• Given request
Copy every line of the data in which the word "title" occurs.

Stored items
* * * * * * *
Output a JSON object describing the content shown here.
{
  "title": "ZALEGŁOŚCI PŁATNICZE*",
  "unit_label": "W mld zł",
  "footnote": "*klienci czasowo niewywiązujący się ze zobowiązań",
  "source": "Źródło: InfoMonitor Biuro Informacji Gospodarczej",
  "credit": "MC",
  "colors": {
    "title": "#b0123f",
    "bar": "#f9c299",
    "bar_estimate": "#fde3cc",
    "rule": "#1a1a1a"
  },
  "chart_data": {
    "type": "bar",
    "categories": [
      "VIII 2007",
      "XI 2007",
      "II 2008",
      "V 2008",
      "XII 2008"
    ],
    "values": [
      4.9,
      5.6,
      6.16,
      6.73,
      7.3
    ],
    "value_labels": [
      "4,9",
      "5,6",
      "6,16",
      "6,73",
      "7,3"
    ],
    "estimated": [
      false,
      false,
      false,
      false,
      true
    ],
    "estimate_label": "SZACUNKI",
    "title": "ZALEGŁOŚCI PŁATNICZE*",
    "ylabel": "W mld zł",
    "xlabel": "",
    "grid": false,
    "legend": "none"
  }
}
* * * * * * *
• Solved problem
  "title": "ZALEGŁOŚCI PŁATNICZE*",
    "title": "#b0123f",
    "title": "ZALEGŁOŚCI PŁATNICZE*",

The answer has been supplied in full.